# [WHAT THE EXERCISE ASKS]
Images should be left out, and everything else in the listing reproduced exactly.

# [TASK DATA]
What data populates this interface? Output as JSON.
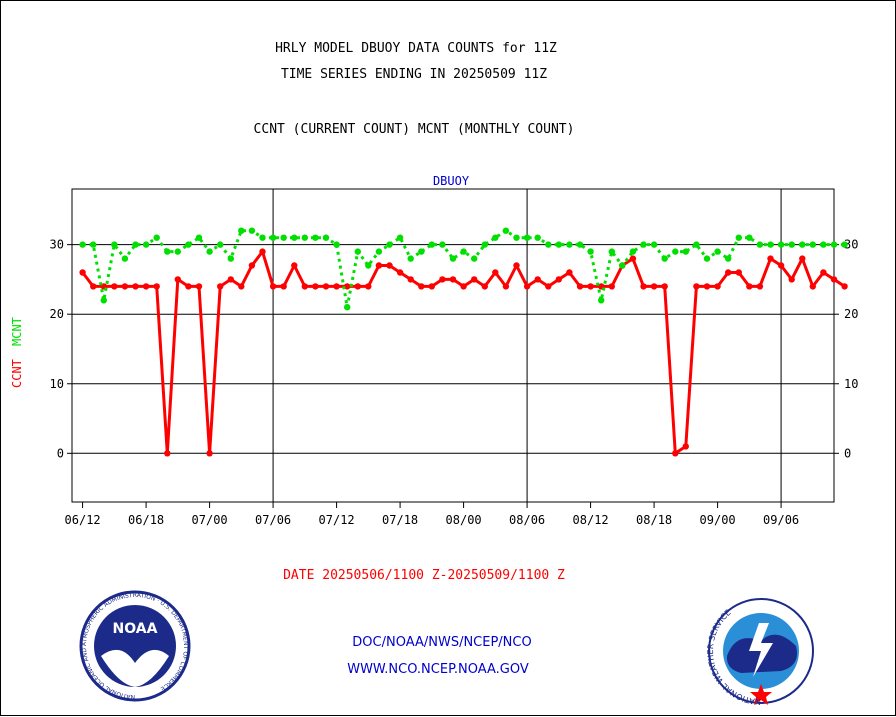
{
  "title_line1": "HRLY MODEL DBUOY DATA COUNTS for 11Z",
  "title_line2": "TIME SERIES ENDING IN 20250509 11Z",
  "subtitle": "CCNT (CURRENT COUNT) MCNT (MONTHLY COUNT)",
  "date_range": "DATE 20250506/1100 Z-20250509/1100 Z",
  "footer": {
    "org_path": "DOC/NOAA/NWS/NCEP/NCO",
    "website": "WWW.NCO.NCEP.NOAA.GOV"
  },
  "logos": {
    "noaa_text": "NOAA",
    "noaa_ring_text": "NATIONAL OCEANIC AND ATMOSPHERIC ADMINISTRATION · U.S. DEPARTMENT OF COMMERCE",
    "nws_ring_text": "NATIONAL WEATHER SERVICE"
  },
  "colors": {
    "ccnt": "#ff0000",
    "mcnt": "#00e000",
    "title": "#000000",
    "label_blue": "#0000cc",
    "date_red": "#ff0000"
  },
  "chart_data": {
    "type": "line",
    "title": "DBUOY",
    "ylabel_series": [
      "CCNT",
      "MCNT"
    ],
    "ylim": [
      -7,
      38
    ],
    "yticks": [
      0,
      10,
      20,
      30
    ],
    "xlim": [
      -1,
      71
    ],
    "xticks": [
      {
        "i": 0,
        "label": "06/12"
      },
      {
        "i": 6,
        "label": "06/18"
      },
      {
        "i": 12,
        "label": "07/00"
      },
      {
        "i": 18,
        "label": "07/06"
      },
      {
        "i": 24,
        "label": "07/12"
      },
      {
        "i": 30,
        "label": "07/18"
      },
      {
        "i": 36,
        "label": "08/00"
      },
      {
        "i": 42,
        "label": "08/06"
      },
      {
        "i": 48,
        "label": "08/12"
      },
      {
        "i": 54,
        "label": "08/18"
      },
      {
        "i": 60,
        "label": "09/00"
      },
      {
        "i": 66,
        "label": "09/06"
      }
    ],
    "day_boundaries": [
      18,
      42,
      66
    ],
    "grid": true,
    "series": [
      {
        "name": "CCNT",
        "color": "#ff0000",
        "values": [
          26,
          24,
          24,
          24,
          24,
          24,
          24,
          24,
          0,
          25,
          24,
          24,
          0,
          24,
          25,
          24,
          27,
          29,
          24,
          24,
          27,
          24,
          24,
          24,
          24,
          24,
          24,
          24,
          27,
          27,
          26,
          25,
          24,
          24,
          25,
          25,
          24,
          25,
          24,
          26,
          24,
          27,
          24,
          25,
          24,
          25,
          26,
          24,
          24,
          24,
          24,
          27,
          28,
          24,
          24,
          24,
          0,
          1,
          24,
          24,
          24,
          26,
          26,
          24,
          24,
          28,
          27,
          25,
          28,
          24,
          26,
          25,
          24
        ]
      },
      {
        "name": "MCNT",
        "color": "#00e000",
        "values": [
          30,
          30,
          22,
          30,
          28,
          30,
          30,
          31,
          29,
          29,
          30,
          31,
          29,
          30,
          28,
          32,
          32,
          31,
          31,
          31,
          31,
          31,
          31,
          31,
          30,
          21,
          29,
          27,
          29,
          30,
          31,
          28,
          29,
          30,
          30,
          28,
          29,
          28,
          30,
          31,
          32,
          31,
          31,
          31,
          30,
          30,
          30,
          30,
          29,
          22,
          29,
          27,
          29,
          30,
          30,
          28,
          29,
          29,
          30,
          28,
          29,
          28,
          31,
          31,
          30,
          30,
          30,
          30,
          30,
          30,
          30,
          30,
          30
        ]
      }
    ]
  }
}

# [RESULT OF THE TASK]
What data populates this interface? Output as JSON.
{
  "title_line1": "HRLY MODEL DBUOY DATA COUNTS for 11Z",
  "title_line2": "TIME SERIES ENDING IN 20250509 11Z",
  "subtitle": "CCNT (CURRENT COUNT) MCNT (MONTHLY COUNT)",
  "date_range": "DATE 20250506/1100 Z-20250509/1100 Z",
  "footer": {
    "org_path": "DOC/NOAA/NWS/NCEP/NCO",
    "website": "WWW.NCO.NCEP.NOAA.GOV"
  },
  "logos": {
    "noaa_text": "NOAA",
    "noaa_ring_text": "NATIONAL OCEANIC AND ATMOSPHERIC ADMINISTRATION · U.S. DEPARTMENT OF COMMERCE",
    "nws_ring_text": "NATIONAL WEATHER SERVICE"
  },
  "colors": {
    "ccnt": "#ff0000",
    "mcnt": "#00e000",
    "title": "#000000",
    "label_blue": "#0000cc",
    "date_red": "#ff0000"
  },
  "chart_data": {
    "type": "line",
    "title": "DBUOY",
    "ylabel_series": [
      "CCNT",
      "MCNT"
    ],
    "ylim": [
      -7,
      38
    ],
    "yticks": [
      0,
      10,
      20,
      30
    ],
    "xlim": [
      -1,
      71
    ],
    "xticks": [
      {
        "i": 0,
        "label": "06/12"
      },
      {
        "i": 6,
        "label": "06/18"
      },
      {
        "i": 12,
        "label": "07/00"
      },
      {
        "i": 18,
        "label": "07/06"
      },
      {
        "i": 24,
        "label": "07/12"
      },
      {
        "i": 30,
        "label": "07/18"
      },
      {
        "i": 36,
        "label": "08/00"
      },
      {
        "i": 42,
        "label": "08/06"
      },
      {
        "i": 48,
        "label": "08/12"
      },
      {
        "i": 54,
        "label": "08/18"
      },
      {
        "i": 60,
        "label": "09/00"
      },
      {
        "i": 66,
        "label": "09/06"
      }
    ],
    "day_boundaries": [
      18,
      42,
      66
    ],
    "grid": true,
    "series": [
      {
        "name": "CCNT",
        "color": "#ff0000",
        "values": [
          26,
          24,
          24,
          24,
          24,
          24,
          24,
          24,
          0,
          25,
          24,
          24,
          0,
          24,
          25,
          24,
          27,
          29,
          24,
          24,
          27,
          24,
          24,
          24,
          24,
          24,
          24,
          24,
          27,
          27,
          26,
          25,
          24,
          24,
          25,
          25,
          24,
          25,
          24,
          26,
          24,
          27,
          24,
          25,
          24,
          25,
          26,
          24,
          24,
          24,
          24,
          27,
          28,
          24,
          24,
          24,
          0,
          1,
          24,
          24,
          24,
          26,
          26,
          24,
          24,
          28,
          27,
          25,
          28,
          24,
          26,
          25,
          24
        ]
      },
      {
        "name": "MCNT",
        "color": "#00e000",
        "values": [
          30,
          30,
          22,
          30,
          28,
          30,
          30,
          31,
          29,
          29,
          30,
          31,
          29,
          30,
          28,
          32,
          32,
          31,
          31,
          31,
          31,
          31,
          31,
          31,
          30,
          21,
          29,
          27,
          29,
          30,
          31,
          28,
          29,
          30,
          30,
          28,
          29,
          28,
          30,
          31,
          32,
          31,
          31,
          31,
          30,
          30,
          30,
          30,
          29,
          22,
          29,
          27,
          29,
          30,
          30,
          28,
          29,
          29,
          30,
          28,
          29,
          28,
          31,
          31,
          30,
          30,
          30,
          30,
          30,
          30,
          30,
          30,
          30
        ]
      }
    ]
  }
}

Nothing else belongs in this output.